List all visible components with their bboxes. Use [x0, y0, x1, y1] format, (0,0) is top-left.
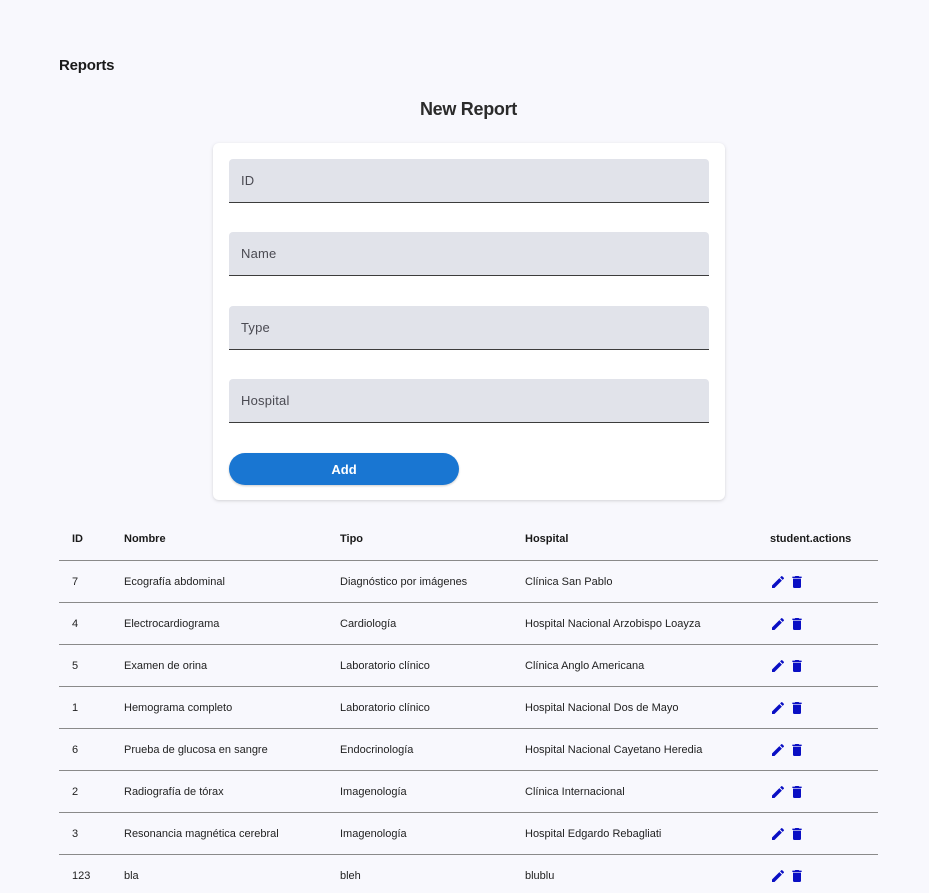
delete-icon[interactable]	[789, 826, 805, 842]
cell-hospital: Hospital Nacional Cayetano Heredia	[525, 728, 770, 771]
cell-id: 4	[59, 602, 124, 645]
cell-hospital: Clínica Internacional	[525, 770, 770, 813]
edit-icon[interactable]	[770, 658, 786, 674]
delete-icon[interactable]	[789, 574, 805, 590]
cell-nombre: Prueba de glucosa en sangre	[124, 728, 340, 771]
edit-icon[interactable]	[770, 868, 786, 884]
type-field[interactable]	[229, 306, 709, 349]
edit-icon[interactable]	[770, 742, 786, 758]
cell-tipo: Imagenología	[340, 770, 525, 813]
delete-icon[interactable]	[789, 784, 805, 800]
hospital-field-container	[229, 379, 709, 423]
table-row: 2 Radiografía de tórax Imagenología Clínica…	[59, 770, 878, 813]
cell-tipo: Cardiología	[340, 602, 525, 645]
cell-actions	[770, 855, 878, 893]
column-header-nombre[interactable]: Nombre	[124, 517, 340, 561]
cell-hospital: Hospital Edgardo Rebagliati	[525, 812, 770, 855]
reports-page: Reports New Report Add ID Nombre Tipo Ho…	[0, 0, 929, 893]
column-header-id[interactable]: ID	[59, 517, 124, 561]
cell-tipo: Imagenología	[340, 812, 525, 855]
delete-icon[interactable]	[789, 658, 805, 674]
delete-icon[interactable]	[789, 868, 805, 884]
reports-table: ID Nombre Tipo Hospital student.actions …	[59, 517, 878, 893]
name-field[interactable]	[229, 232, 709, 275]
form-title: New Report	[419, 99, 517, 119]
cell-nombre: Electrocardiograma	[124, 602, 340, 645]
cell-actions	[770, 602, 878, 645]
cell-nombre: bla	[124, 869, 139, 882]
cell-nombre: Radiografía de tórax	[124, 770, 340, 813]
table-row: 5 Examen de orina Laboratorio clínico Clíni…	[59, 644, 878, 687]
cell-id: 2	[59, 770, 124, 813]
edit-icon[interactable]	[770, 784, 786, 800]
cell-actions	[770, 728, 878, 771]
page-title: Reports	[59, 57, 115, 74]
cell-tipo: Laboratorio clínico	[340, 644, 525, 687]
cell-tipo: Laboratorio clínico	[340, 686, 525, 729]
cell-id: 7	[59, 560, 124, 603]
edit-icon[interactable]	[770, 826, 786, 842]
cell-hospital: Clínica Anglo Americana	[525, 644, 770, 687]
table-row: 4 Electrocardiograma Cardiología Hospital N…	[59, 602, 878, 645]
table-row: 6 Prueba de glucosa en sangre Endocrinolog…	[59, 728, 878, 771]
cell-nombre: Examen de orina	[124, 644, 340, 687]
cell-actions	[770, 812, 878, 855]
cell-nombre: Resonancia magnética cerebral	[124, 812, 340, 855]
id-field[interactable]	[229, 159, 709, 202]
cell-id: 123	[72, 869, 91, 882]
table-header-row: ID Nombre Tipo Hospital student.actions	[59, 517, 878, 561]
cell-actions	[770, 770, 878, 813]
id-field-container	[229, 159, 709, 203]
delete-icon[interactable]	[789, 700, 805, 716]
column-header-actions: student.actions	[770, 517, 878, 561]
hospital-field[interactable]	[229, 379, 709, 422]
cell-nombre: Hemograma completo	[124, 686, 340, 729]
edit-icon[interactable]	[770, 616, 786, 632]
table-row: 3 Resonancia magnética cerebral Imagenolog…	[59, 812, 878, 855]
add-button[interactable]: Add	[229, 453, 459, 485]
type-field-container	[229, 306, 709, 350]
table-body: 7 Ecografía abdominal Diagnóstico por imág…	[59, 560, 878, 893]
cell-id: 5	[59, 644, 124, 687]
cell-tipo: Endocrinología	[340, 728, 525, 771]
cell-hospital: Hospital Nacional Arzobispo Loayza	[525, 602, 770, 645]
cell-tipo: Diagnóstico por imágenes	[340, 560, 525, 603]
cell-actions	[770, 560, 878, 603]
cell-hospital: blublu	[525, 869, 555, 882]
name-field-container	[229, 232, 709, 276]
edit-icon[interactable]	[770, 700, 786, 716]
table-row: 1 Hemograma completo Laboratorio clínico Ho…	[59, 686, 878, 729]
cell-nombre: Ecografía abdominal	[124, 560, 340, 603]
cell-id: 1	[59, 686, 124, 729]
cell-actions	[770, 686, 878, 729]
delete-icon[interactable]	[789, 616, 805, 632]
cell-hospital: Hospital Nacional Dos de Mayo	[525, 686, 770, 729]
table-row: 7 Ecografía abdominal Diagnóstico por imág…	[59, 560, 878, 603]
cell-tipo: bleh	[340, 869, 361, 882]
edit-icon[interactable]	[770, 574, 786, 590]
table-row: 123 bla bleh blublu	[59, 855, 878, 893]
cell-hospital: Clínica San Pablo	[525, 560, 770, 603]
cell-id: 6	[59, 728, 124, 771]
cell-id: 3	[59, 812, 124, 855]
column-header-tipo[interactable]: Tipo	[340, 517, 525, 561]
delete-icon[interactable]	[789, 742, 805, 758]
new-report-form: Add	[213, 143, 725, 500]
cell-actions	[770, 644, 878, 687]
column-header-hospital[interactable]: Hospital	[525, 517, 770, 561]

□ □ □

Whenever a picture appears in the listing, leave it out; copy everything else exactly.

List all visible components with their bboxes. Use [x0, y0, x1, y1] format, (0,0) is top-left.
delete-icon[interactable]	[789, 826, 805, 842]
cell-hospital: Hospital Nacional Cayetano Heredia	[525, 728, 770, 771]
cell-id: 4	[59, 602, 124, 645]
cell-hospital: Clínica Internacional	[525, 770, 770, 813]
edit-icon[interactable]	[770, 658, 786, 674]
delete-icon[interactable]	[789, 574, 805, 590]
cell-nombre: Prueba de glucosa en sangre	[124, 728, 340, 771]
edit-icon[interactable]	[770, 868, 786, 884]
type-field[interactable]	[229, 306, 709, 349]
edit-icon[interactable]	[770, 742, 786, 758]
cell-tipo: Imagenología	[340, 770, 525, 813]
delete-icon[interactable]	[789, 784, 805, 800]
hospital-field-container	[229, 379, 709, 423]
table-row: 2 Radiografía de tórax Imagenología Clínica…	[59, 770, 878, 813]
cell-tipo: Cardiología	[340, 602, 525, 645]
cell-actions	[770, 855, 878, 893]
column-header-nombre[interactable]: Nombre	[124, 517, 340, 561]
cell-hospital: Hospital Edgardo Rebagliati	[525, 812, 770, 855]
reports-page: Reports New Report Add ID Nombre Tipo Ho…	[0, 0, 929, 893]
column-header-id[interactable]: ID	[59, 517, 124, 561]
cell-tipo: Imagenología	[340, 812, 525, 855]
delete-icon[interactable]	[789, 658, 805, 674]
delete-icon[interactable]	[789, 868, 805, 884]
reports-table: ID Nombre Tipo Hospital student.actions …	[59, 517, 878, 893]
name-field[interactable]	[229, 232, 709, 275]
form-title: New Report	[419, 99, 517, 119]
cell-nombre: Electrocardiograma	[124, 602, 340, 645]
cell-actions	[770, 602, 878, 645]
cell-nombre: bla	[124, 869, 139, 882]
cell-nombre: Radiografía de tórax	[124, 770, 340, 813]
table-row: 5 Examen de orina Laboratorio clínico Clíni…	[59, 644, 878, 687]
cell-id: 2	[59, 770, 124, 813]
edit-icon[interactable]	[770, 784, 786, 800]
cell-actions	[770, 728, 878, 771]
page-title: Reports	[59, 57, 115, 74]
cell-tipo: Laboratorio clínico	[340, 644, 525, 687]
cell-tipo: Laboratorio clínico	[340, 686, 525, 729]
cell-id: 7	[59, 560, 124, 603]
edit-icon[interactable]	[770, 826, 786, 842]
cell-hospital: Clínica Anglo Americana	[525, 644, 770, 687]
table-row: 4 Electrocardiograma Cardiología Hospital N…	[59, 602, 878, 645]
table-row: 6 Prueba de glucosa en sangre Endocrinolog…	[59, 728, 878, 771]
cell-nombre: Examen de orina	[124, 644, 340, 687]
cell-actions	[770, 812, 878, 855]
cell-nombre: Resonancia magnética cerebral	[124, 812, 340, 855]
id-field[interactable]	[229, 159, 709, 202]
cell-id: 123	[72, 869, 91, 882]
table-header-row: ID Nombre Tipo Hospital student.actions	[59, 517, 878, 561]
cell-actions	[770, 770, 878, 813]
id-field-container	[229, 159, 709, 203]
delete-icon[interactable]	[789, 700, 805, 716]
column-header-actions: student.actions	[770, 517, 878, 561]
hospital-field[interactable]	[229, 379, 709, 422]
cell-nombre: Hemograma completo	[124, 686, 340, 729]
edit-icon[interactable]	[770, 616, 786, 632]
table-row: 3 Resonancia magnética cerebral Imagenolog…	[59, 812, 878, 855]
add-button[interactable]: Add	[229, 453, 459, 485]
type-field-container	[229, 306, 709, 350]
table-body: 7 Ecografía abdominal Diagnóstico por imág…	[59, 560, 878, 893]
cell-id: 5	[59, 644, 124, 687]
cell-tipo: Endocrinología	[340, 728, 525, 771]
cell-hospital: Hospital Nacional Arzobispo Loayza	[525, 602, 770, 645]
cell-tipo: Diagnóstico por imágenes	[340, 560, 525, 603]
cell-actions	[770, 560, 878, 603]
cell-hospital: blublu	[525, 869, 555, 882]
name-field-container	[229, 232, 709, 276]
edit-icon[interactable]	[770, 700, 786, 716]
table-row: 1 Hemograma completo Laboratorio clínico Ho…	[59, 686, 878, 729]
cell-nombre: Ecografía abdominal	[124, 560, 340, 603]
cell-id: 1	[59, 686, 124, 729]
cell-actions	[770, 686, 878, 729]
delete-icon[interactable]	[789, 616, 805, 632]
cell-hospital: Hospital Nacional Dos de Mayo	[525, 686, 770, 729]
table-row: 7 Ecografía abdominal Diagnóstico por imág…	[59, 560, 878, 603]
cell-tipo: bleh	[340, 869, 361, 882]
edit-icon[interactable]	[770, 574, 786, 590]
table-row: 123 bla bleh blublu	[59, 855, 878, 893]
cell-hospital: Clínica San Pablo	[525, 560, 770, 603]
cell-id: 6	[59, 728, 124, 771]
cell-id: 3	[59, 812, 124, 855]
column-header-tipo[interactable]: Tipo	[340, 517, 525, 561]
delete-icon[interactable]	[789, 742, 805, 758]
new-report-form: Add	[213, 143, 725, 500]
cell-actions	[770, 644, 878, 687]
column-header-hospital[interactable]: Hospital	[525, 517, 770, 561]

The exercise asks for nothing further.